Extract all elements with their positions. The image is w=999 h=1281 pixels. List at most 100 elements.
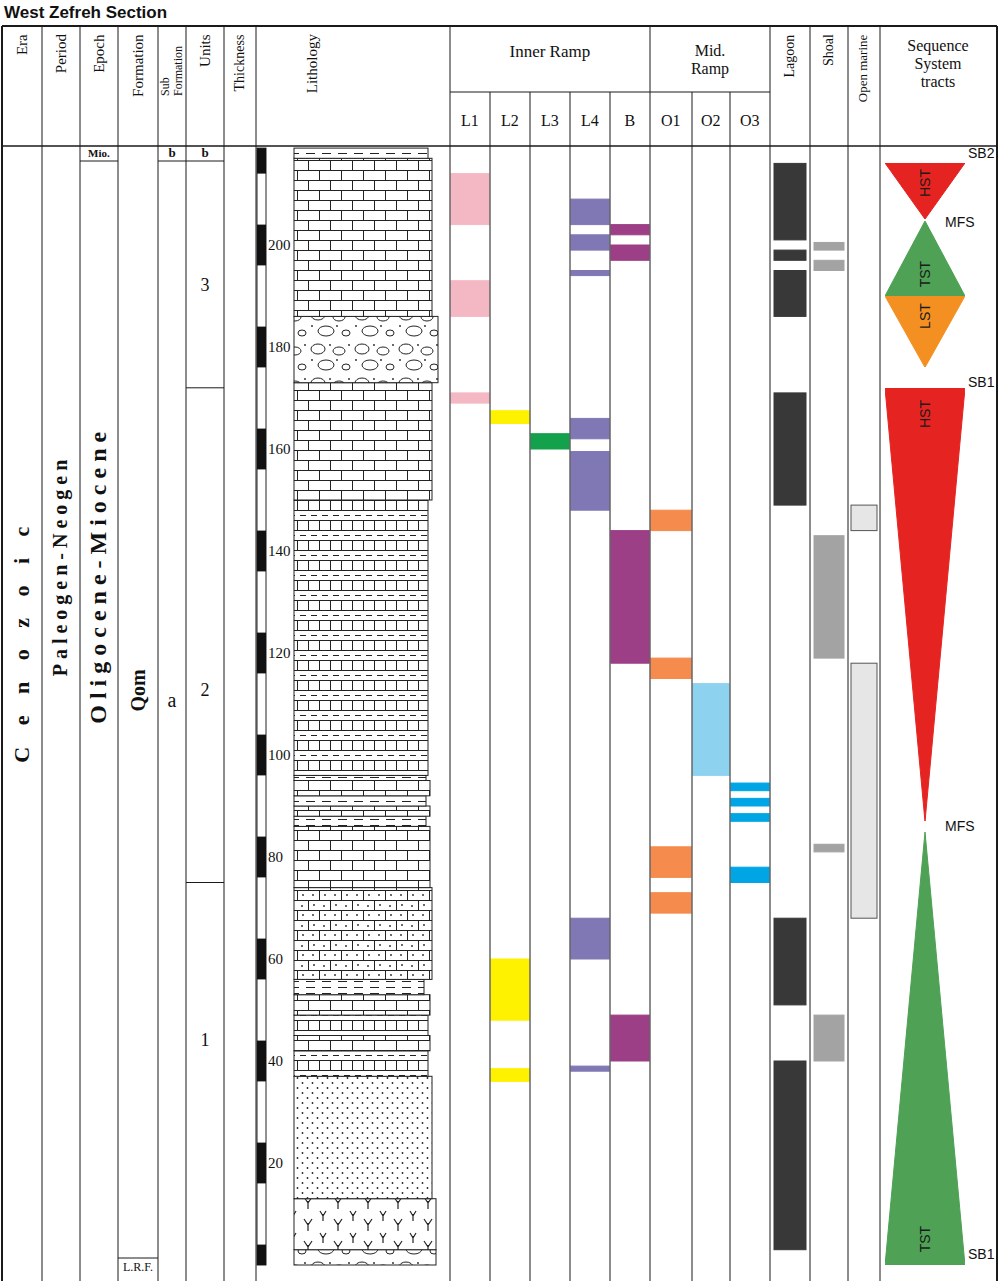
facies-bar [491, 411, 529, 424]
triangle-shape [885, 832, 965, 1266]
facies-bar [571, 918, 609, 959]
lithology-layer [294, 1250, 436, 1265]
facies-code: B [625, 112, 636, 130]
facies-bar [491, 1069, 529, 1082]
thickness-block [257, 1143, 266, 1184]
grid-line [730, 92, 731, 1281]
thickness-tick: 120 [268, 645, 291, 662]
lithology-layer [294, 1076, 432, 1198]
formation-name: L.R.F. [123, 1261, 153, 1275]
thickness-block [257, 735, 266, 776]
surface-label: SB1 [968, 374, 994, 390]
column-header: Period [52, 34, 69, 73]
facies-bar [571, 452, 609, 511]
facies-bar [571, 418, 609, 438]
grid-line [570, 92, 571, 1281]
facies-bar [571, 199, 609, 225]
column-header: Formation [129, 34, 146, 97]
triangle-fill [885, 832, 965, 1266]
period-name: Paleogen-Neogen [49, 454, 72, 676]
grid-line [2, 145, 997, 147]
facies-bar [571, 1066, 609, 1071]
facies-code: L3 [541, 112, 559, 130]
thickness-block [257, 1041, 266, 1082]
thickness-tick: 100 [268, 747, 291, 764]
subformation-name: b [169, 146, 176, 161]
thickness-block [257, 1245, 266, 1265]
thickness-bar [257, 148, 266, 1265]
grid-line [880, 26, 881, 1281]
grid-line [2, 25, 997, 27]
thickness-tick: 40 [268, 1053, 283, 1070]
triangle-fill [885, 163, 965, 219]
systems-tract-triangle: TST [885, 221, 965, 296]
column-header: Units [196, 34, 213, 67]
grid-line [1, 26, 3, 1281]
facies-bar [611, 1015, 649, 1061]
unit-number: b [202, 146, 209, 161]
thickness-tick: 20 [268, 1155, 283, 1172]
lithology-layer [294, 500, 428, 775]
grid-line [450, 92, 770, 93]
lithology-layer [294, 796, 426, 806]
lithology-layer [294, 383, 432, 500]
facies-bar [774, 393, 806, 505]
grid-line [186, 882, 224, 883]
facies-bar [651, 893, 691, 913]
facies-bar [731, 798, 769, 806]
facies-bar [851, 505, 877, 530]
grid-line [610, 92, 611, 1281]
systems-tract-triangle: HST [885, 388, 965, 822]
systems-tract-triangle: HST [885, 163, 965, 219]
epoch-name: Oligocene-Miocene [85, 426, 113, 724]
section-title: West Zefreh Section [4, 3, 167, 23]
surface-label: MFS [945, 214, 975, 230]
lithology-layer [294, 816, 426, 826]
lithology-layer [294, 781, 430, 796]
grid-line [848, 26, 849, 1281]
unit-number: 3 [201, 275, 210, 296]
grid-line [530, 92, 531, 1281]
thickness-block [257, 225, 266, 266]
formation-name: Qom [127, 669, 150, 711]
thickness-block [257, 837, 266, 878]
grid-line [158, 26, 159, 1281]
facies-bar [774, 918, 806, 1005]
facies-bar [774, 1061, 806, 1250]
triangle-fill [885, 388, 965, 822]
column-header: Lagoon [782, 34, 798, 77]
facies-bar [451, 174, 489, 225]
lithology-layer [294, 826, 430, 887]
grid-line [810, 26, 811, 1281]
thickness-block [257, 531, 266, 572]
grid-line [996, 26, 998, 1281]
grid-line [450, 26, 451, 1281]
surface-label: SB2 [968, 145, 994, 161]
thickness-block [257, 429, 266, 470]
thickness-tick: 60 [268, 951, 283, 968]
lithology-layer [294, 995, 430, 1015]
facies-bar [531, 434, 569, 449]
column-header: Lithology [303, 34, 320, 93]
facies-bar [814, 260, 844, 270]
thickness-block [257, 148, 266, 174]
column-header: Sequence System tracts [898, 37, 978, 92]
facies-bar [731, 814, 769, 822]
grid-line [224, 26, 225, 1281]
facies-bar [851, 663, 877, 918]
column-header: Open marine [856, 34, 871, 102]
column-header: Sub Formation [159, 34, 185, 96]
grid-line [118, 26, 119, 1281]
group-header: Mid. Ramp [684, 42, 736, 79]
facies-code: O2 [701, 112, 721, 130]
facies-bar [451, 281, 489, 317]
facies-bar [814, 844, 844, 852]
column-header: Epoch [91, 34, 108, 72]
systems-tract-label: HST [917, 169, 933, 197]
group-header: Inner Ramp [510, 42, 591, 62]
lithology-layer [294, 775, 426, 780]
subformation-name: a [168, 689, 177, 712]
facies-bar [611, 531, 649, 664]
facies-bar [571, 235, 609, 250]
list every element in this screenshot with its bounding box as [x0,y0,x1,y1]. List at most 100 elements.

---

— WHAT THE TASK REQUIRES —
Copy out every line above verbatim, leaving out any picture.

— ANSWER FOR THE TASK —
Extract all elements with their positions. The image is w=999 h=1281 pixels. List at most 100 elements.
facies-bar [491, 411, 529, 424]
triangle-shape [885, 832, 965, 1266]
facies-bar [571, 918, 609, 959]
lithology-layer [294, 1250, 436, 1265]
facies-code: B [625, 112, 636, 130]
facies-bar [491, 1069, 529, 1082]
thickness-block [257, 1143, 266, 1184]
grid-line [730, 92, 731, 1281]
thickness-tick: 120 [268, 645, 291, 662]
lithology-layer [294, 1076, 432, 1198]
formation-name: L.R.F. [123, 1261, 153, 1275]
thickness-block [257, 735, 266, 776]
surface-label: SB1 [968, 374, 994, 390]
column-header: Period [52, 34, 69, 73]
facies-bar [571, 452, 609, 511]
facies-bar [571, 418, 609, 438]
grid-line [570, 92, 571, 1281]
facies-bar [571, 199, 609, 225]
column-header: Formation [129, 34, 146, 97]
triangle-fill [885, 832, 965, 1266]
period-name: Paleogen-Neogen [49, 454, 72, 676]
grid-line [2, 145, 997, 147]
facies-bar [571, 1066, 609, 1071]
facies-code: L3 [541, 112, 559, 130]
thickness-block [257, 1041, 266, 1082]
thickness-tick: 100 [268, 747, 291, 764]
subformation-name: b [169, 146, 176, 161]
thickness-block [257, 1245, 266, 1265]
thickness-bar [257, 148, 266, 1265]
grid-line [880, 26, 881, 1281]
grid-line [2, 25, 997, 27]
thickness-tick: 40 [268, 1053, 283, 1070]
triangle-fill [885, 163, 965, 219]
systems-tract-triangle: TST [885, 221, 965, 296]
column-header: Units [196, 34, 213, 67]
grid-line [1, 26, 3, 1281]
facies-bar [611, 1015, 649, 1061]
unit-number: b [202, 146, 209, 161]
thickness-tick: 20 [268, 1155, 283, 1172]
lithology-layer [294, 500, 428, 775]
grid-line [450, 92, 770, 93]
lithology-layer [294, 796, 426, 806]
lithology-layer [294, 383, 432, 500]
facies-bar [774, 393, 806, 505]
grid-line [186, 882, 224, 883]
facies-bar [651, 893, 691, 913]
facies-bar [731, 798, 769, 806]
facies-bar [851, 505, 877, 530]
grid-line [610, 92, 611, 1281]
systems-tract-triangle: HST [885, 388, 965, 822]
systems-tract-triangle: HST [885, 163, 965, 219]
epoch-name: Oligocene-Miocene [85, 426, 113, 724]
section-title: West Zefreh Section [4, 3, 167, 23]
surface-label: MFS [945, 214, 975, 230]
lithology-layer [294, 816, 426, 826]
lithology-layer [294, 781, 430, 796]
grid-line [848, 26, 849, 1281]
unit-number: 3 [201, 275, 210, 296]
grid-line [530, 92, 531, 1281]
thickness-block [257, 225, 266, 266]
formation-name: Qom [127, 669, 150, 711]
thickness-block [257, 837, 266, 878]
grid-line [158, 26, 159, 1281]
facies-bar [774, 918, 806, 1005]
facies-bar [774, 1061, 806, 1250]
triangle-fill [885, 388, 965, 822]
column-header: Lagoon [782, 34, 798, 77]
facies-bar [451, 174, 489, 225]
lithology-layer [294, 826, 430, 887]
grid-line [810, 26, 811, 1281]
thickness-block [257, 531, 266, 572]
grid-line [996, 26, 998, 1281]
grid-line [450, 26, 451, 1281]
surface-label: SB2 [968, 145, 994, 161]
thickness-block [257, 429, 266, 470]
thickness-tick: 60 [268, 951, 283, 968]
lithology-layer [294, 995, 430, 1015]
facies-bar [531, 434, 569, 449]
column-header: Lithology [303, 34, 320, 93]
facies-bar [814, 260, 844, 270]
thickness-block [257, 148, 266, 174]
column-header: Sequence System tracts [898, 37, 978, 92]
facies-bar [731, 814, 769, 822]
grid-line [224, 26, 225, 1281]
facies-bar [851, 663, 877, 918]
column-header: Open marine [856, 34, 871, 102]
column-header: Sub Formation [159, 34, 185, 96]
grid-line [118, 26, 119, 1281]
group-header: Mid. Ramp [684, 42, 736, 79]
facies-code: O2 [701, 112, 721, 130]
facies-bar [451, 281, 489, 317]
facies-bar [814, 844, 844, 852]
column-header: Epoch [91, 34, 108, 72]
systems-tract-label: HST [917, 169, 933, 197]
group-header: Inner Ramp [510, 42, 591, 62]
lithology-layer [294, 775, 426, 780]
subformation-name: a [168, 689, 177, 712]
facies-bar [611, 531, 649, 664]
facies-bar [571, 235, 609, 250]
list every element in this screenshot with its bounding box as [x0,y0,x1,y1]. List at most 100 elements.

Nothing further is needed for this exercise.